What you should do :: The records that follow are to be transcribed in full, without their images.
*** Records supplied ***
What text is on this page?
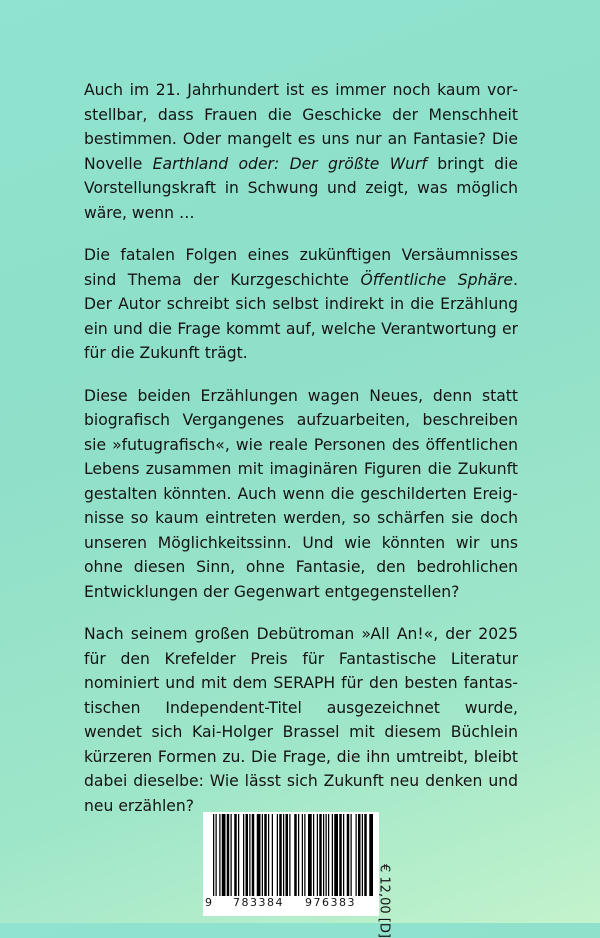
Auch im 21. Jahrhundert ist es immer noch kaum vorstellbar, dass Frauen die Geschicke der Menschheit bestimmen. Oder mangelt es uns nur an Fantasie? Die Novelle Earthland oder: Der größte Wurf bringt die Vorstellungskraft in Schwung und zeigt, was möglich wäre, wenn …

Die fatalen Folgen eines zukünftigen Versäumnisses sind Thema der Kurzgeschichte Öffentliche Sphäre. Der Autor schreibt sich selbst indirekt in die Erzählung ein und die Frage kommt auf, welche Verantwortung er für die Zukunft trägt.

Diese beiden Erzählungen wagen Neues, denn statt biografisch Vergangenes aufzuarbeiten, beschreiben sie »futugrafisch«, wie reale Personen des öffentlichen Lebens zusammen mit imaginären Figuren die Zukunft gestalten könnten. Auch wenn die geschilderten Ereignisse so kaum eintreten werden, so schärfen sie doch unseren Möglichkeitssinn. Und wie könnten wir uns ohne diesen Sinn, ohne Fantasie, den bedrohlichen Entwicklungen der Gegenwart entgegenstellen?

Nach seinem großen Debütroman »All An!«, der 2025 für den Krefelder Preis für Fantastische Literatur nominiert und mit dem SERAPH für den besten fantastischen Independent-Titel ausgezeichnet wurde, wendet sich Kai-Holger Brassel mit diesem Büchlein kürzeren Formen zu. Die Frage, die ihn umtreibt, bleibt dabei dieselbe: Wie lässt sich Zukunft neu denken und neu erzählen?

9 783384 976383 € 12,00 [D]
*** End of Records supplied ***
Exercise result ::
What text is on this page?
Auch im 21. Jahrhundert ist es immer noch kaum vorstellbar, dass Frauen die Geschicke der Menschheit bestimmen. Oder mangelt es uns nur an Fantasie? Die Novelle Earthland oder: Der größte Wurf bringt die Vorstellungskraft in Schwung und zeigt, was möglich wäre, wenn …

Die fatalen Folgen eines zukünftigen Versäumnisses sind Thema der Kurzgeschichte Öffentliche Sphäre. Der Autor schreibt sich selbst indirekt in die Erzählung ein und die Frage kommt auf, welche Verantwortung er für die Zukunft trägt.

Diese beiden Erzählungen wagen Neues, denn statt biografisch Vergangenes aufzuarbeiten, beschreiben sie »futugrafisch«, wie reale Personen des öffentlichen Lebens zusammen mit imaginären Figuren die Zukunft gestalten könnten. Auch wenn die geschilderten Ereignisse so kaum eintreten werden, so schärfen sie doch unseren Möglichkeitssinn. Und wie könnten wir uns ohne diesen Sinn, ohne Fantasie, den bedrohlichen Entwicklungen der Gegenwart entgegenstellen?

Nach seinem großen Debütroman »All An!«, der 2025 für den Krefelder Preis für Fantastische Literatur nominiert und mit dem SERAPH für den besten fantastischen Independent-Titel ausgezeichnet wurde, wendet sich Kai-Holger Brassel mit diesem Büchlein kürzeren Formen zu. Die Frage, die ihn umtreibt, bleibt dabei dieselbe: Wie lässt sich Zukunft neu denken und neu erzählen?

9 783384 976383 € 12,00 [D]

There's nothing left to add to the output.